● **What you are asked to do**: Select all lines with the string "color" in them, and copy those lines.

● **Entries provided**:
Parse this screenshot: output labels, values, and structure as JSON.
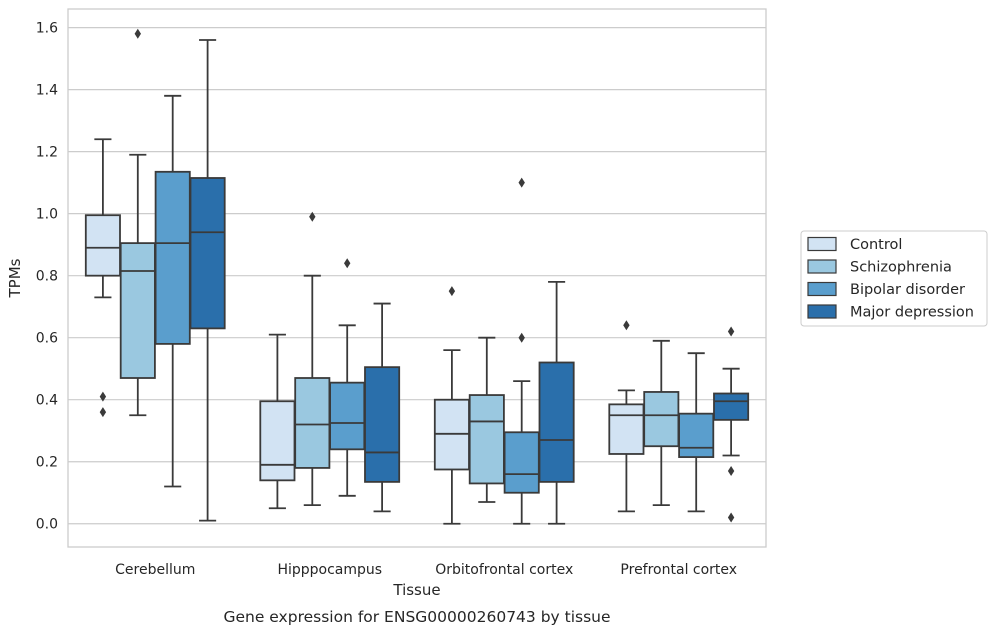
{
  "caption": "Gene expression for ENSG00000260743 by tissue",
  "chart_data": {
    "type": "boxplot",
    "xlabel": "Tissue",
    "ylabel": "TPMs",
    "ylim": [
      -0.075,
      1.66
    ],
    "yticks": [
      "0.0",
      "0.2",
      "0.4",
      "0.6",
      "0.8",
      "1.0",
      "1.2",
      "1.4",
      "1.6"
    ],
    "grid": true,
    "legend_position": "right",
    "categories": [
      "Cerebellum",
      "Hipppocampus",
      "Orbitofrontal cortex",
      "Prefrontal cortex"
    ],
    "series": [
      {
        "name": "Control",
        "color": "#d2e3f3",
        "boxes": [
          {
            "q1": 0.8,
            "median": 0.89,
            "q3": 0.995,
            "whislo": 0.73,
            "whishi": 1.24,
            "fliers": [
              0.41,
              0.36
            ]
          },
          {
            "q1": 0.14,
            "median": 0.19,
            "q3": 0.395,
            "whislo": 0.05,
            "whishi": 0.61,
            "fliers": []
          },
          {
            "q1": 0.175,
            "median": 0.29,
            "q3": 0.4,
            "whislo": 0.0,
            "whishi": 0.56,
            "fliers": [
              0.75
            ]
          },
          {
            "q1": 0.225,
            "median": 0.35,
            "q3": 0.385,
            "whislo": 0.04,
            "whishi": 0.43,
            "fliers": [
              0.64
            ]
          }
        ]
      },
      {
        "name": "Schizophrenia",
        "color": "#9ac8e0",
        "boxes": [
          {
            "q1": 0.47,
            "median": 0.815,
            "q3": 0.905,
            "whislo": 0.35,
            "whishi": 1.19,
            "fliers": [
              1.58
            ]
          },
          {
            "q1": 0.18,
            "median": 0.32,
            "q3": 0.47,
            "whislo": 0.06,
            "whishi": 0.8,
            "fliers": [
              0.99
            ]
          },
          {
            "q1": 0.13,
            "median": 0.33,
            "q3": 0.415,
            "whislo": 0.07,
            "whishi": 0.6,
            "fliers": []
          },
          {
            "q1": 0.25,
            "median": 0.35,
            "q3": 0.425,
            "whislo": 0.06,
            "whishi": 0.59,
            "fliers": []
          }
        ]
      },
      {
        "name": "Bipolar disorder",
        "color": "#5a9ecd",
        "boxes": [
          {
            "q1": 0.58,
            "median": 0.905,
            "q3": 1.135,
            "whislo": 0.12,
            "whishi": 1.38,
            "fliers": []
          },
          {
            "q1": 0.24,
            "median": 0.325,
            "q3": 0.455,
            "whislo": 0.09,
            "whishi": 0.64,
            "fliers": [
              0.84
            ]
          },
          {
            "q1": 0.1,
            "median": 0.16,
            "q3": 0.295,
            "whislo": 0.0,
            "whishi": 0.46,
            "fliers": [
              0.6,
              1.1
            ]
          },
          {
            "q1": 0.215,
            "median": 0.245,
            "q3": 0.355,
            "whislo": 0.04,
            "whishi": 0.55,
            "fliers": []
          }
        ]
      },
      {
        "name": "Major depression",
        "color": "#2a6fab",
        "boxes": [
          {
            "q1": 0.63,
            "median": 0.94,
            "q3": 1.115,
            "whislo": 0.01,
            "whishi": 1.56,
            "fliers": []
          },
          {
            "q1": 0.135,
            "median": 0.23,
            "q3": 0.505,
            "whislo": 0.04,
            "whishi": 0.71,
            "fliers": []
          },
          {
            "q1": 0.135,
            "median": 0.27,
            "q3": 0.52,
            "whislo": 0.0,
            "whishi": 0.78,
            "fliers": []
          },
          {
            "q1": 0.335,
            "median": 0.395,
            "q3": 0.42,
            "whislo": 0.22,
            "whishi": 0.5,
            "fliers": [
              0.62,
              0.17,
              0.02
            ]
          }
        ]
      }
    ]
  }
}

● **Right answer**:
        "color": "#d2e3f3",
        "color": "#9ac8e0",
        "color": "#5a9ecd",
        "color": "#2a6fab",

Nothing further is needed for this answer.